• What you need to do: Scan the entries below. List each line with "Mirror".

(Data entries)

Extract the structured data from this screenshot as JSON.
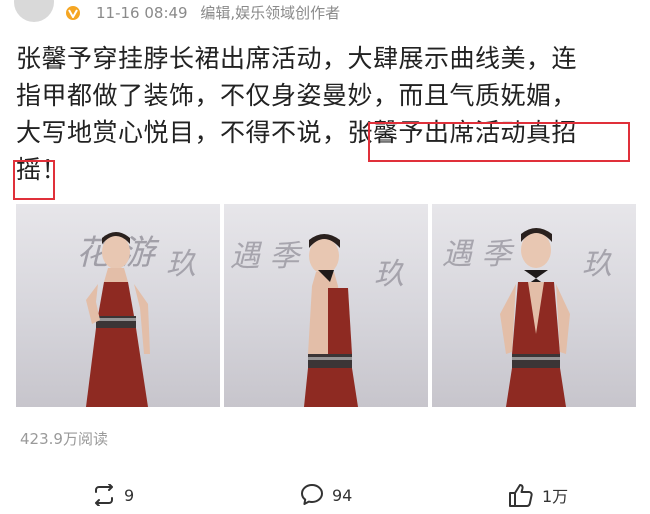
{
  "post": {
    "time": "11-16 08:49",
    "author_label": "编辑,娱乐领域创作者",
    "text_line1": "张馨予穿挂脖长裙出席活动，大肆展示曲线美，连",
    "text_line2": "指甲都做了装饰，不仅身姿曼妙，而且气质妩媚，",
    "text_line3": "大写地赏心悦目，不得不说，张馨予出席活动真招",
    "text_line4": "摇！",
    "views": "423.9万阅读"
  },
  "photos": [
    {
      "name": "photo-1"
    },
    {
      "name": "photo-2"
    },
    {
      "name": "photo-3"
    }
  ],
  "actions": {
    "repost_count": "9",
    "comment_count": "94",
    "like_count": "1万"
  },
  "colors": {
    "highlight_border": "#e0303a",
    "badge": "#f5a623",
    "dress": "#8e2a22",
    "meta_text": "#8a8a8a"
  },
  "icons": [
    "verified-badge-icon",
    "repost-icon",
    "comment-icon",
    "like-icon"
  ]
}
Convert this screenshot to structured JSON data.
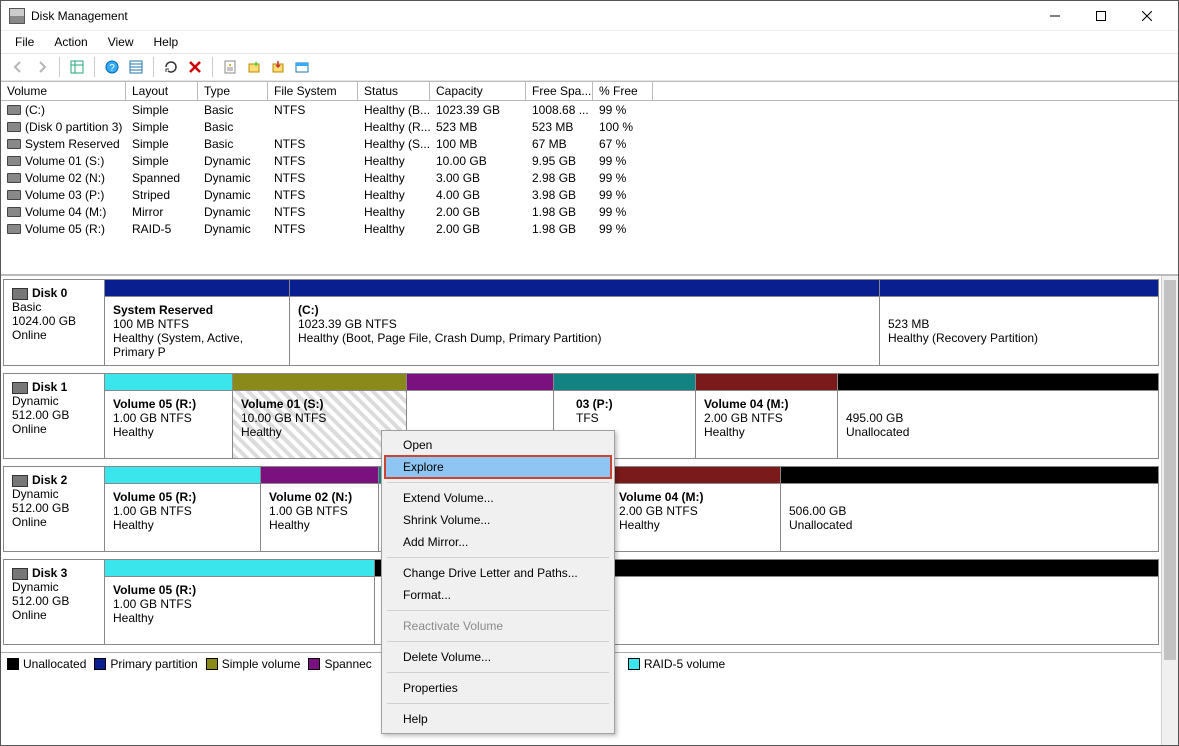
{
  "window": {
    "title": "Disk Management"
  },
  "menu": {
    "file": "File",
    "action": "Action",
    "view": "View",
    "help": "Help"
  },
  "columns": {
    "volume": "Volume",
    "layout": "Layout",
    "type": "Type",
    "fs": "File System",
    "status": "Status",
    "capacity": "Capacity",
    "free": "Free Spa...",
    "pct": "% Free"
  },
  "rows": [
    {
      "volume": "(C:)",
      "layout": "Simple",
      "type": "Basic",
      "fs": "NTFS",
      "status": "Healthy (B...",
      "cap": "1023.39 GB",
      "free": "1008.68 ...",
      "pct": "99 %"
    },
    {
      "volume": "(Disk 0 partition 3)",
      "layout": "Simple",
      "type": "Basic",
      "fs": "",
      "status": "Healthy (R...",
      "cap": "523 MB",
      "free": "523 MB",
      "pct": "100 %"
    },
    {
      "volume": "System Reserved",
      "layout": "Simple",
      "type": "Basic",
      "fs": "NTFS",
      "status": "Healthy (S...",
      "cap": "100 MB",
      "free": "67 MB",
      "pct": "67 %"
    },
    {
      "volume": "Volume 01 (S:)",
      "layout": "Simple",
      "type": "Dynamic",
      "fs": "NTFS",
      "status": "Healthy",
      "cap": "10.00 GB",
      "free": "9.95 GB",
      "pct": "99 %"
    },
    {
      "volume": "Volume 02 (N:)",
      "layout": "Spanned",
      "type": "Dynamic",
      "fs": "NTFS",
      "status": "Healthy",
      "cap": "3.00 GB",
      "free": "2.98 GB",
      "pct": "99 %"
    },
    {
      "volume": "Volume 03 (P:)",
      "layout": "Striped",
      "type": "Dynamic",
      "fs": "NTFS",
      "status": "Healthy",
      "cap": "4.00 GB",
      "free": "3.98 GB",
      "pct": "99 %"
    },
    {
      "volume": "Volume 04 (M:)",
      "layout": "Mirror",
      "type": "Dynamic",
      "fs": "NTFS",
      "status": "Healthy",
      "cap": "2.00 GB",
      "free": "1.98 GB",
      "pct": "99 %"
    },
    {
      "volume": "Volume 05 (R:)",
      "layout": "RAID-5",
      "type": "Dynamic",
      "fs": "NTFS",
      "status": "Healthy",
      "cap": "2.00 GB",
      "free": "1.98 GB",
      "pct": "99 %"
    }
  ],
  "disks": {
    "d0": {
      "name": "Disk 0",
      "kind": "Basic",
      "size": "1024.00 GB",
      "state": "Online",
      "p0": {
        "title": "System Reserved",
        "sub": "100 MB NTFS",
        "health": "Healthy (System, Active, Primary P"
      },
      "p1": {
        "title": "(C:)",
        "sub": "1023.39 GB NTFS",
        "health": "Healthy (Boot, Page File, Crash Dump, Primary Partition)"
      },
      "p2": {
        "title": "",
        "sub": "523 MB",
        "health": "Healthy (Recovery Partition)"
      }
    },
    "d1": {
      "name": "Disk 1",
      "kind": "Dynamic",
      "size": "512.00 GB",
      "state": "Online",
      "p0": {
        "title": "Volume 05  (R:)",
        "sub": "1.00 GB NTFS",
        "health": "Healthy"
      },
      "p1": {
        "title": "Volume 01  (S:)",
        "sub": "10.00 GB NTFS",
        "health": "Healthy"
      },
      "p2": {
        "title": "",
        "sub": "",
        "health": ""
      },
      "p3": {
        "title": "03  (P:)",
        "sub": "TFS",
        "health": ""
      },
      "p4": {
        "title": "Volume 04  (M:)",
        "sub": "2.00 GB NTFS",
        "health": "Healthy"
      },
      "p5": {
        "title": "",
        "sub": "495.00 GB",
        "health": "Unallocated"
      }
    },
    "d2": {
      "name": "Disk 2",
      "kind": "Dynamic",
      "size": "512.00 GB",
      "state": "Online",
      "p0": {
        "title": "Volume 05  (R:)",
        "sub": "1.00 GB NTFS",
        "health": "Healthy"
      },
      "p1": {
        "title": "Volume 02  (N:)",
        "sub": "1.00 GB NTFS",
        "health": "Healthy"
      },
      "p2": {
        "title": "",
        "sub": "",
        "health": ""
      },
      "p3": {
        "title": "Volume 04  (M:)",
        "sub": "2.00 GB NTFS",
        "health": "Healthy"
      },
      "p4": {
        "title": "",
        "sub": "506.00 GB",
        "health": "Unallocated"
      }
    },
    "d3": {
      "name": "Disk 3",
      "kind": "Dynamic",
      "size": "512.00 GB",
      "state": "Online",
      "p0": {
        "title": "Volume 05  (R:)",
        "sub": "1.00 GB NTFS",
        "health": "Healthy"
      },
      "p1": {
        "title": "",
        "sub": "",
        "health": ""
      }
    }
  },
  "ctx": {
    "open": "Open",
    "explore": "Explore",
    "extend": "Extend Volume...",
    "shrink": "Shrink Volume...",
    "addmirror": "Add Mirror...",
    "drive": "Change Drive Letter and Paths...",
    "format": "Format...",
    "react": "Reactivate Volume",
    "delete": "Delete Volume...",
    "props": "Properties",
    "help": "Help"
  },
  "legend": {
    "unalloc": "Unallocated",
    "primary": "Primary partition",
    "simple": "Simple volume",
    "spanned": "Spannec",
    "raid": "RAID-5 volume"
  }
}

• Task solution:
      "layout": "Mirror",
    "addmirror": "Add Mirror...",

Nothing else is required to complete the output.